● Exercise task: Repeat the records in full and exactly, omitting pictures.

● Material to process:
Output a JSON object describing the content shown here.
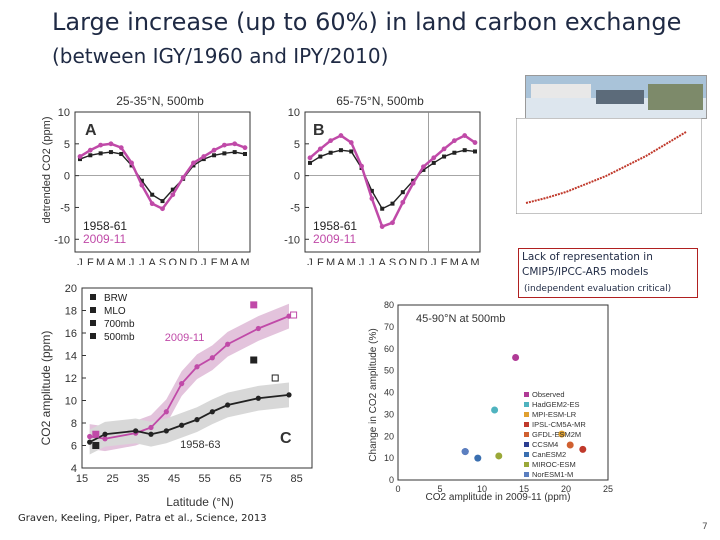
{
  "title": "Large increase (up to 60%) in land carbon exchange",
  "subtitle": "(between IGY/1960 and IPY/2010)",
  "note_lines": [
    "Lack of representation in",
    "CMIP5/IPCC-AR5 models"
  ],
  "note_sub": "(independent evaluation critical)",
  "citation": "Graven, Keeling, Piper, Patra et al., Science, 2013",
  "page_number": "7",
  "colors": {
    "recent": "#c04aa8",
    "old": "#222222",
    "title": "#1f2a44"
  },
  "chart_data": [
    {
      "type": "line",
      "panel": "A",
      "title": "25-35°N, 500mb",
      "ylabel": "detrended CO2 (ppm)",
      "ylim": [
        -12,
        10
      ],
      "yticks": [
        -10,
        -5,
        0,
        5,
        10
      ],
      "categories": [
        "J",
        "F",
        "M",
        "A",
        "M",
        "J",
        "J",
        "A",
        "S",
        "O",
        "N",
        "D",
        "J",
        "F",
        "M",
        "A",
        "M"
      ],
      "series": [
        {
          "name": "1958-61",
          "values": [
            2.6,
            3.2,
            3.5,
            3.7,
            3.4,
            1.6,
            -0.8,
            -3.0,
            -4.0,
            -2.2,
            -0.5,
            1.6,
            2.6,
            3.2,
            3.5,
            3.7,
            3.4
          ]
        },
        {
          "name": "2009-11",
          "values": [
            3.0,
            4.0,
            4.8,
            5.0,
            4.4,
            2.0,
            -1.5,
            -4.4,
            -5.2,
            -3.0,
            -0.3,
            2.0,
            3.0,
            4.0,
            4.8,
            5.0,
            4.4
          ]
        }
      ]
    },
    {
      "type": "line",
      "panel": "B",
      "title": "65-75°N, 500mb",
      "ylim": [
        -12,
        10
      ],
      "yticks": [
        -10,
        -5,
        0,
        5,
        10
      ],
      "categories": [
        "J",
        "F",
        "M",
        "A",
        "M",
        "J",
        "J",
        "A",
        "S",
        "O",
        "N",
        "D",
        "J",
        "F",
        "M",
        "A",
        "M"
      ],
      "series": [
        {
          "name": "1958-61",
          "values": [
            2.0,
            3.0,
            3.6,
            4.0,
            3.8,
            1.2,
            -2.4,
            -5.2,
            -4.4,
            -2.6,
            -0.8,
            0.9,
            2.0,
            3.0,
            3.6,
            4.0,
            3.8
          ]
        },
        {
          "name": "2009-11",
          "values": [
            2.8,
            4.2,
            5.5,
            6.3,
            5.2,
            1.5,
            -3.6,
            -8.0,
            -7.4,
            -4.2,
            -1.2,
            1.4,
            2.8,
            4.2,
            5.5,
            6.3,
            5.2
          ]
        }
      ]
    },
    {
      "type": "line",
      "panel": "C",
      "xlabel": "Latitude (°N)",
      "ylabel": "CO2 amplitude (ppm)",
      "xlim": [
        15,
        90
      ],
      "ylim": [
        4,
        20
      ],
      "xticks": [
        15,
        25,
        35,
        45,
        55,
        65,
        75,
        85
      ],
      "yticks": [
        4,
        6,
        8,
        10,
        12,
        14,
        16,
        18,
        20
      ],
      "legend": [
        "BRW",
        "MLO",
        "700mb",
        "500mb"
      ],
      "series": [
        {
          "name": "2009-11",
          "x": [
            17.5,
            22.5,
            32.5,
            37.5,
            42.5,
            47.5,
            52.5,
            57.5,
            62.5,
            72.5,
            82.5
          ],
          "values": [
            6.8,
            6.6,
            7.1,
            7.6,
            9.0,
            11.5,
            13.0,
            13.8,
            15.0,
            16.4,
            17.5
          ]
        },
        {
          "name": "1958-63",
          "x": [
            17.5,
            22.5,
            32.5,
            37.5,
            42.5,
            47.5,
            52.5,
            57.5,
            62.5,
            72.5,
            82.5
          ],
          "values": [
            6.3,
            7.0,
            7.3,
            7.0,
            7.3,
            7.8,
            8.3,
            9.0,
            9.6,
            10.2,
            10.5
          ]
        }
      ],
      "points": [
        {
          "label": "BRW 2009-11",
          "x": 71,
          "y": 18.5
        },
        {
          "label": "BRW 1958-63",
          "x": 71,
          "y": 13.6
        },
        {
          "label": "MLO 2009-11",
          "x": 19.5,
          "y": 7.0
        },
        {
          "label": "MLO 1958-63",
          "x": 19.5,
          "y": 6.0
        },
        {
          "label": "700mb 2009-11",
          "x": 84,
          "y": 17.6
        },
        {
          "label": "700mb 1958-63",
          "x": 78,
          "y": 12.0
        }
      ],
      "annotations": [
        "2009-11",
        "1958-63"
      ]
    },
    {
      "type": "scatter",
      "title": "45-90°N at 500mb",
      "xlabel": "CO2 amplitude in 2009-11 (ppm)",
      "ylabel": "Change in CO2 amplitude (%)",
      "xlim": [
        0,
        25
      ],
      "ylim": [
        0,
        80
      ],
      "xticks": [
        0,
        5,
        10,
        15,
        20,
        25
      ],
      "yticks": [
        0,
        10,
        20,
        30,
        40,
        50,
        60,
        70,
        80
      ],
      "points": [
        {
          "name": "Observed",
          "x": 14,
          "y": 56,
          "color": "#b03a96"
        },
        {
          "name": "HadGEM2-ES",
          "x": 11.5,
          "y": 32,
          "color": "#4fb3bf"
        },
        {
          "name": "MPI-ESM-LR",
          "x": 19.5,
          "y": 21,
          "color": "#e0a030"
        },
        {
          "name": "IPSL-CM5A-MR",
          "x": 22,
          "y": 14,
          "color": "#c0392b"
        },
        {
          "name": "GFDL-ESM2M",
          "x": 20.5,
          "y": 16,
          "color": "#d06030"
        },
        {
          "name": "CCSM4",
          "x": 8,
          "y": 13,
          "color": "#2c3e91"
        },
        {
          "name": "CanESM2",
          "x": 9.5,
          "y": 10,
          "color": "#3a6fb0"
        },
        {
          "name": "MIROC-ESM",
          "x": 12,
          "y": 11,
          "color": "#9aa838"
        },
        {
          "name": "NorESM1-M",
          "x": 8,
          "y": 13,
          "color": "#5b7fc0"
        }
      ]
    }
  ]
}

● Correct result:
Output a JSON object describing the content shown here.
{
  "title": "Large increase (up to 60%) in land carbon exchange",
  "subtitle": "(between IGY/1960 and IPY/2010)",
  "note_lines": [
    "Lack of representation in",
    "CMIP5/IPCC-AR5 models"
  ],
  "note_sub": "(independent evaluation critical)",
  "citation": "Graven, Keeling, Piper, Patra et al., Science, 2013",
  "page_number": "7",
  "colors": {
    "recent": "#c04aa8",
    "old": "#222222",
    "title": "#1f2a44"
  },
  "chart_data": [
    {
      "type": "line",
      "panel": "A",
      "title": "25-35°N, 500mb",
      "ylabel": "detrended CO2 (ppm)",
      "ylim": [
        -12,
        10
      ],
      "yticks": [
        -10,
        -5,
        0,
        5,
        10
      ],
      "categories": [
        "J",
        "F",
        "M",
        "A",
        "M",
        "J",
        "J",
        "A",
        "S",
        "O",
        "N",
        "D",
        "J",
        "F",
        "M",
        "A",
        "M"
      ],
      "series": [
        {
          "name": "1958-61",
          "values": [
            2.6,
            3.2,
            3.5,
            3.7,
            3.4,
            1.6,
            -0.8,
            -3.0,
            -4.0,
            -2.2,
            -0.5,
            1.6,
            2.6,
            3.2,
            3.5,
            3.7,
            3.4
          ]
        },
        {
          "name": "2009-11",
          "values": [
            3.0,
            4.0,
            4.8,
            5.0,
            4.4,
            2.0,
            -1.5,
            -4.4,
            -5.2,
            -3.0,
            -0.3,
            2.0,
            3.0,
            4.0,
            4.8,
            5.0,
            4.4
          ]
        }
      ]
    },
    {
      "type": "line",
      "panel": "B",
      "title": "65-75°N, 500mb",
      "ylim": [
        -12,
        10
      ],
      "yticks": [
        -10,
        -5,
        0,
        5,
        10
      ],
      "categories": [
        "J",
        "F",
        "M",
        "A",
        "M",
        "J",
        "J",
        "A",
        "S",
        "O",
        "N",
        "D",
        "J",
        "F",
        "M",
        "A",
        "M"
      ],
      "series": [
        {
          "name": "1958-61",
          "values": [
            2.0,
            3.0,
            3.6,
            4.0,
            3.8,
            1.2,
            -2.4,
            -5.2,
            -4.4,
            -2.6,
            -0.8,
            0.9,
            2.0,
            3.0,
            3.6,
            4.0,
            3.8
          ]
        },
        {
          "name": "2009-11",
          "values": [
            2.8,
            4.2,
            5.5,
            6.3,
            5.2,
            1.5,
            -3.6,
            -8.0,
            -7.4,
            -4.2,
            -1.2,
            1.4,
            2.8,
            4.2,
            5.5,
            6.3,
            5.2
          ]
        }
      ]
    },
    {
      "type": "line",
      "panel": "C",
      "xlabel": "Latitude (°N)",
      "ylabel": "CO2 amplitude (ppm)",
      "xlim": [
        15,
        90
      ],
      "ylim": [
        4,
        20
      ],
      "xticks": [
        15,
        25,
        35,
        45,
        55,
        65,
        75,
        85
      ],
      "yticks": [
        4,
        6,
        8,
        10,
        12,
        14,
        16,
        18,
        20
      ],
      "legend": [
        "BRW",
        "MLO",
        "700mb",
        "500mb"
      ],
      "series": [
        {
          "name": "2009-11",
          "x": [
            17.5,
            22.5,
            32.5,
            37.5,
            42.5,
            47.5,
            52.5,
            57.5,
            62.5,
            72.5,
            82.5
          ],
          "values": [
            6.8,
            6.6,
            7.1,
            7.6,
            9.0,
            11.5,
            13.0,
            13.8,
            15.0,
            16.4,
            17.5
          ]
        },
        {
          "name": "1958-63",
          "x": [
            17.5,
            22.5,
            32.5,
            37.5,
            42.5,
            47.5,
            52.5,
            57.5,
            62.5,
            72.5,
            82.5
          ],
          "values": [
            6.3,
            7.0,
            7.3,
            7.0,
            7.3,
            7.8,
            8.3,
            9.0,
            9.6,
            10.2,
            10.5
          ]
        }
      ],
      "points": [
        {
          "label": "BRW 2009-11",
          "x": 71,
          "y": 18.5
        },
        {
          "label": "BRW 1958-63",
          "x": 71,
          "y": 13.6
        },
        {
          "label": "MLO 2009-11",
          "x": 19.5,
          "y": 7.0
        },
        {
          "label": "MLO 1958-63",
          "x": 19.5,
          "y": 6.0
        },
        {
          "label": "700mb 2009-11",
          "x": 84,
          "y": 17.6
        },
        {
          "label": "700mb 1958-63",
          "x": 78,
          "y": 12.0
        }
      ],
      "annotations": [
        "2009-11",
        "1958-63"
      ]
    },
    {
      "type": "scatter",
      "title": "45-90°N at 500mb",
      "xlabel": "CO2 amplitude in 2009-11 (ppm)",
      "ylabel": "Change in CO2 amplitude (%)",
      "xlim": [
        0,
        25
      ],
      "ylim": [
        0,
        80
      ],
      "xticks": [
        0,
        5,
        10,
        15,
        20,
        25
      ],
      "yticks": [
        0,
        10,
        20,
        30,
        40,
        50,
        60,
        70,
        80
      ],
      "points": [
        {
          "name": "Observed",
          "x": 14,
          "y": 56,
          "color": "#b03a96"
        },
        {
          "name": "HadGEM2-ES",
          "x": 11.5,
          "y": 32,
          "color": "#4fb3bf"
        },
        {
          "name": "MPI-ESM-LR",
          "x": 19.5,
          "y": 21,
          "color": "#e0a030"
        },
        {
          "name": "IPSL-CM5A-MR",
          "x": 22,
          "y": 14,
          "color": "#c0392b"
        },
        {
          "name": "GFDL-ESM2M",
          "x": 20.5,
          "y": 16,
          "color": "#d06030"
        },
        {
          "name": "CCSM4",
          "x": 8,
          "y": 13,
          "color": "#2c3e91"
        },
        {
          "name": "CanESM2",
          "x": 9.5,
          "y": 10,
          "color": "#3a6fb0"
        },
        {
          "name": "MIROC-ESM",
          "x": 12,
          "y": 11,
          "color": "#9aa838"
        },
        {
          "name": "NorESM1-M",
          "x": 8,
          "y": 13,
          "color": "#5b7fc0"
        }
      ]
    }
  ]
}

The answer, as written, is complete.